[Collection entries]
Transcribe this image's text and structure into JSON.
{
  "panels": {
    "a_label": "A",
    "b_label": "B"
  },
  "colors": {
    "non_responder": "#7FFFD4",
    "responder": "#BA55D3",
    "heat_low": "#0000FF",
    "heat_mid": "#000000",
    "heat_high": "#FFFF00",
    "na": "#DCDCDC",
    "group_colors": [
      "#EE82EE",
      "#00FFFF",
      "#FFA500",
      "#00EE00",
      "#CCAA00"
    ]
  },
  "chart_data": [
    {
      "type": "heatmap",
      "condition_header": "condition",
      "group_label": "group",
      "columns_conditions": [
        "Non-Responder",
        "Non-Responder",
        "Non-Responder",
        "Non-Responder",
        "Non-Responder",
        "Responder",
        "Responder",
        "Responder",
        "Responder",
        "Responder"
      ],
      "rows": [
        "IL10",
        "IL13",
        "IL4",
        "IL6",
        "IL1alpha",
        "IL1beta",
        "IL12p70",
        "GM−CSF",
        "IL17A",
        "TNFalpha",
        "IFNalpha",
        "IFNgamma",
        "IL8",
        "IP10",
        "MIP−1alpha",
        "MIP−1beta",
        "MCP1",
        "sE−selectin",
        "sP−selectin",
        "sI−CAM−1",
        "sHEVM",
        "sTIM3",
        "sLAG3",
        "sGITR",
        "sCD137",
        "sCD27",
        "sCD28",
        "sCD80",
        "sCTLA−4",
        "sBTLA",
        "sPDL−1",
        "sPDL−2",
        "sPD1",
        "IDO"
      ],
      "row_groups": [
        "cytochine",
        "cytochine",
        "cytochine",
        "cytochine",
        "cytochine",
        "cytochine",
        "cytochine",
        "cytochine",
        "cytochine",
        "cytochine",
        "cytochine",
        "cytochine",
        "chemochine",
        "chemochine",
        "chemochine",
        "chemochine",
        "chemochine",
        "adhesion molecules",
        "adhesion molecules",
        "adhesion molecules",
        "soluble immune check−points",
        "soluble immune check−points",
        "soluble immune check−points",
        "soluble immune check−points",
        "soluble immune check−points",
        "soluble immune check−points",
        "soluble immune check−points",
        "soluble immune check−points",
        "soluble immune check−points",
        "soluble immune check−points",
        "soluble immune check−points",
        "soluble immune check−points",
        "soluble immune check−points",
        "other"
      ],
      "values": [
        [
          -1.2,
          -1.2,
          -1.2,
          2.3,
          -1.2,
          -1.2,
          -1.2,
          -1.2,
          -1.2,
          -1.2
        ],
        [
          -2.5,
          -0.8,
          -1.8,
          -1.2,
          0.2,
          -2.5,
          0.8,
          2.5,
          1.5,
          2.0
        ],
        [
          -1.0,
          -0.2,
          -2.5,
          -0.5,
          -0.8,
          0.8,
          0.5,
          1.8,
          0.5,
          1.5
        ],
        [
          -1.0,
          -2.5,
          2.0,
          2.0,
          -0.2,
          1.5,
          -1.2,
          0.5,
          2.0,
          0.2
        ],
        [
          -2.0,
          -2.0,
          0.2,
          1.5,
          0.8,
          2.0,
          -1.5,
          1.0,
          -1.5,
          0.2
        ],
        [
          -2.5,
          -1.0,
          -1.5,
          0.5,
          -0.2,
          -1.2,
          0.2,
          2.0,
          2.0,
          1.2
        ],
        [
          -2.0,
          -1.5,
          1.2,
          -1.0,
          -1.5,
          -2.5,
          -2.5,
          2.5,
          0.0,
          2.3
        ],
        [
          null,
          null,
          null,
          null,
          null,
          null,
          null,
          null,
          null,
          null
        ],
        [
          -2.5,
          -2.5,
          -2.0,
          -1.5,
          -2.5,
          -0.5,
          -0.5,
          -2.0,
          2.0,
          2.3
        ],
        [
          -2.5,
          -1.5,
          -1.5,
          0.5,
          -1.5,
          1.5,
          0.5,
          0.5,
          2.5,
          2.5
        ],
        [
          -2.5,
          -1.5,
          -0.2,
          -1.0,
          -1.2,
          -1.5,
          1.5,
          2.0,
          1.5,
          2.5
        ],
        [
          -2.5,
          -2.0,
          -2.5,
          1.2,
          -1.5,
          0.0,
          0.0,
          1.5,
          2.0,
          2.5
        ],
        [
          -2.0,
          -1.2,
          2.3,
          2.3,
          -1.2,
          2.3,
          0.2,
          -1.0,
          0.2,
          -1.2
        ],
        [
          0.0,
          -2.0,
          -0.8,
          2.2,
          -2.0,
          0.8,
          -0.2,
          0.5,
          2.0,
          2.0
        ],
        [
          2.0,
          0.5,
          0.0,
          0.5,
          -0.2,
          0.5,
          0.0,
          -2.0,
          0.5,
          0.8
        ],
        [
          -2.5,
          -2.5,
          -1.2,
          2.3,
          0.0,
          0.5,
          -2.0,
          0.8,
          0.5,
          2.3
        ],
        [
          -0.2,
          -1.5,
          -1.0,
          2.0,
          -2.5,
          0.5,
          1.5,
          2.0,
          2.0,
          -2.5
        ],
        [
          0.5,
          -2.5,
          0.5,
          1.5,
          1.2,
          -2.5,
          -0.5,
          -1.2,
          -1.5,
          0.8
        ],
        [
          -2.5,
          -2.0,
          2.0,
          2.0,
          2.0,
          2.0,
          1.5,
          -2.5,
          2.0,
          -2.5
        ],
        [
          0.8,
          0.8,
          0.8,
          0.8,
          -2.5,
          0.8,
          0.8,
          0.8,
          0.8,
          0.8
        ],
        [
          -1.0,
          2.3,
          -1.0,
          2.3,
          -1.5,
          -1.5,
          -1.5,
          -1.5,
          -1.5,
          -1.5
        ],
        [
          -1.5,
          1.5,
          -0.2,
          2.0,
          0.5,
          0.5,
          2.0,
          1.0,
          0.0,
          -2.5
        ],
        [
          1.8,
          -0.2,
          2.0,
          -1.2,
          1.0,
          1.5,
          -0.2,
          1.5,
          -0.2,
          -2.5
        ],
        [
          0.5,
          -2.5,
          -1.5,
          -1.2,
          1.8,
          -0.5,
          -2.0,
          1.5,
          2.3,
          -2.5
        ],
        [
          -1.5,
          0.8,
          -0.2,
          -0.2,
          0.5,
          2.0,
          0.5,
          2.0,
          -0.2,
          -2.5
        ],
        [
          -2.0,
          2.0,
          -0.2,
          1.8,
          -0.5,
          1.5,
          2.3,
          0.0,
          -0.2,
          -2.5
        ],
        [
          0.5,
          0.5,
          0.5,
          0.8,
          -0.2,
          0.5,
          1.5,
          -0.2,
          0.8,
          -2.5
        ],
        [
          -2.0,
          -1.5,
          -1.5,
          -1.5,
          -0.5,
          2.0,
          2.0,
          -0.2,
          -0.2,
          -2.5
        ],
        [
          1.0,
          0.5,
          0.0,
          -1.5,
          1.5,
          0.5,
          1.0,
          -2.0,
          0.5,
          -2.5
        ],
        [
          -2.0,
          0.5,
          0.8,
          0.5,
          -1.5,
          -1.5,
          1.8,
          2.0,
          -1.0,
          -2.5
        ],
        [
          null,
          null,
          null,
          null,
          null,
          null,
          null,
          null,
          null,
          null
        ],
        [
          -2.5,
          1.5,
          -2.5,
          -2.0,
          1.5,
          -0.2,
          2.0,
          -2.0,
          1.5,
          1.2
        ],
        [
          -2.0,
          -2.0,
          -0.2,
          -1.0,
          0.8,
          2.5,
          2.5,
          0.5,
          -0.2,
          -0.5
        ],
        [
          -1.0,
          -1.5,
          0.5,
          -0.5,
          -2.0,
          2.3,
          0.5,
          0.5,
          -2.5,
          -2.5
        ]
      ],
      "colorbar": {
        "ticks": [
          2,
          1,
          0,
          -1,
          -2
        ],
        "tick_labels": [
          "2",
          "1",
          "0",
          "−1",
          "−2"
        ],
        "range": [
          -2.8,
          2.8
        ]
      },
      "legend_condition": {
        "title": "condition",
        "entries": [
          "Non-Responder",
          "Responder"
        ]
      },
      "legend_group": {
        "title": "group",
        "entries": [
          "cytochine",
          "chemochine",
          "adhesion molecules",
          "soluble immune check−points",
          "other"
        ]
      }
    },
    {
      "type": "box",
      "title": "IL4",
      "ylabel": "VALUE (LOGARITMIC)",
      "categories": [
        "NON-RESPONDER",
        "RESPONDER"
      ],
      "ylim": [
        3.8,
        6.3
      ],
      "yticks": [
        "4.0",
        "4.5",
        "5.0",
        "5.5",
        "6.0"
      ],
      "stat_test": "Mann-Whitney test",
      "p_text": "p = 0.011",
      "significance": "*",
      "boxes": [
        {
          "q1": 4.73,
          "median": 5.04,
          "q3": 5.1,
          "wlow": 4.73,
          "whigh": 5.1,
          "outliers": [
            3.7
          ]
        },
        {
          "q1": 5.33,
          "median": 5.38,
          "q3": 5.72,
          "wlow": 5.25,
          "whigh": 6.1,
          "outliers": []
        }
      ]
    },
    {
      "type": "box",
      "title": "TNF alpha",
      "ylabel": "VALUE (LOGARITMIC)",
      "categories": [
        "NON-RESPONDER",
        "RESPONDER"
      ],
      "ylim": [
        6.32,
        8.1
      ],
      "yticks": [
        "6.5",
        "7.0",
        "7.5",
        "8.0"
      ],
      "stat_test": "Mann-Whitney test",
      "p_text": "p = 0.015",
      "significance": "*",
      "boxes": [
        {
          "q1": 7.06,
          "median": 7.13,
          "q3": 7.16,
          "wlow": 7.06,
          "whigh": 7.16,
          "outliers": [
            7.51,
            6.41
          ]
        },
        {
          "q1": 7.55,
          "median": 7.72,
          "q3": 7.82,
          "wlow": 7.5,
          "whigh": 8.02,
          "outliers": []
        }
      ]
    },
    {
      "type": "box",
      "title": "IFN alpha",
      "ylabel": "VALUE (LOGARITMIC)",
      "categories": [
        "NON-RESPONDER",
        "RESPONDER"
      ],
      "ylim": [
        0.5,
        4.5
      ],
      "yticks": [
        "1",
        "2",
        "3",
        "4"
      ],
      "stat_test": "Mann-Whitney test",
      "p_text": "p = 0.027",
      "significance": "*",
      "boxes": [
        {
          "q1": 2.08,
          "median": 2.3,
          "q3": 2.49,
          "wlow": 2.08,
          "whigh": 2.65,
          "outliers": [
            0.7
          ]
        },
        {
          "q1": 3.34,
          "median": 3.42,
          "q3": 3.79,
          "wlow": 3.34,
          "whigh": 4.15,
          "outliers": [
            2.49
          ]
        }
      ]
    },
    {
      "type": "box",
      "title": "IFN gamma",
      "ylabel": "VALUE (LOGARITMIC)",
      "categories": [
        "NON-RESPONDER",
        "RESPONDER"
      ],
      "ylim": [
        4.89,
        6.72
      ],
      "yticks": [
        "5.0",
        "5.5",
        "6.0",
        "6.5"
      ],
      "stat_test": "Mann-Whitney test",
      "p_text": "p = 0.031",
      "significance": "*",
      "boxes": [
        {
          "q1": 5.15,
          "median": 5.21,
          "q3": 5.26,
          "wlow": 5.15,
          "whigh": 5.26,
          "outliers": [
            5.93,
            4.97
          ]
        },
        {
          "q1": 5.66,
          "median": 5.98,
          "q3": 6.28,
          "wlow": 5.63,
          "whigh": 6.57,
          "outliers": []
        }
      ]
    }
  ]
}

## WHAT YOU SHOULD DO
Search the data for the string "whigh" and copy each line where it appears.

## SOLUTION TO THIS TASK
          "whigh": 5.1,
          "whigh": 6.1,
          "whigh": 7.16,
          "whigh": 8.02,
          "whigh": 2.65,
          "whigh": 4.15,
          "whigh": 5.26,
          "whigh": 6.57,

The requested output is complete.